[Entries taken from a collection]
Begin

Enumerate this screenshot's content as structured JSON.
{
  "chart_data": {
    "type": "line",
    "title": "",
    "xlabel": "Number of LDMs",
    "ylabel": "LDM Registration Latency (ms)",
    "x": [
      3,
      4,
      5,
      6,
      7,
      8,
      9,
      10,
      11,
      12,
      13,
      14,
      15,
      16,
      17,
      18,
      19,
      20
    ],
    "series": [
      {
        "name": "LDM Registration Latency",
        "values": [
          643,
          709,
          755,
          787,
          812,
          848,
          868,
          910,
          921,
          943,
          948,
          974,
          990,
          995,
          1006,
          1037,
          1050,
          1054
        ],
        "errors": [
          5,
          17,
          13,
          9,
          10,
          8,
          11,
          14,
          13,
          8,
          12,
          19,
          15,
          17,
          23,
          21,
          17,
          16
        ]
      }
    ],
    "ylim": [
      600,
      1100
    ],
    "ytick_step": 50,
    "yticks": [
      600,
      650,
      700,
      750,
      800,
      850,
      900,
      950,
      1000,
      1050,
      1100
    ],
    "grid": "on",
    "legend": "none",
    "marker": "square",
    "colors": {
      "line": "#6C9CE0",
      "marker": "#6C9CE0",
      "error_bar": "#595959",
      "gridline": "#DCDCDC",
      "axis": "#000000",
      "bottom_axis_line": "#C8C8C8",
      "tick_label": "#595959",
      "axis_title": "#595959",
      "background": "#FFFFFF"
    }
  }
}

End

● Work required:
Type the material above out again, exactly.

● Exercise solution:
Enumerate this screenshot's content as structured JSON.
{
  "chart_data": {
    "type": "line",
    "title": "",
    "xlabel": "Number of LDMs",
    "ylabel": "LDM Registration Latency (ms)",
    "x": [
      3,
      4,
      5,
      6,
      7,
      8,
      9,
      10,
      11,
      12,
      13,
      14,
      15,
      16,
      17,
      18,
      19,
      20
    ],
    "series": [
      {
        "name": "LDM Registration Latency",
        "values": [
          643,
          709,
          755,
          787,
          812,
          848,
          868,
          910,
          921,
          943,
          948,
          974,
          990,
          995,
          1006,
          1037,
          1050,
          1054
        ],
        "errors": [
          5,
          17,
          13,
          9,
          10,
          8,
          11,
          14,
          13,
          8,
          12,
          19,
          15,
          17,
          23,
          21,
          17,
          16
        ]
      }
    ],
    "ylim": [
      600,
      1100
    ],
    "ytick_step": 50,
    "yticks": [
      600,
      650,
      700,
      750,
      800,
      850,
      900,
      950,
      1000,
      1050,
      1100
    ],
    "grid": "on",
    "legend": "none",
    "marker": "square",
    "colors": {
      "line": "#6C9CE0",
      "marker": "#6C9CE0",
      "error_bar": "#595959",
      "gridline": "#DCDCDC",
      "axis": "#000000",
      "bottom_axis_line": "#C8C8C8",
      "tick_label": "#595959",
      "axis_title": "#595959",
      "background": "#FFFFFF"
    }
  }
}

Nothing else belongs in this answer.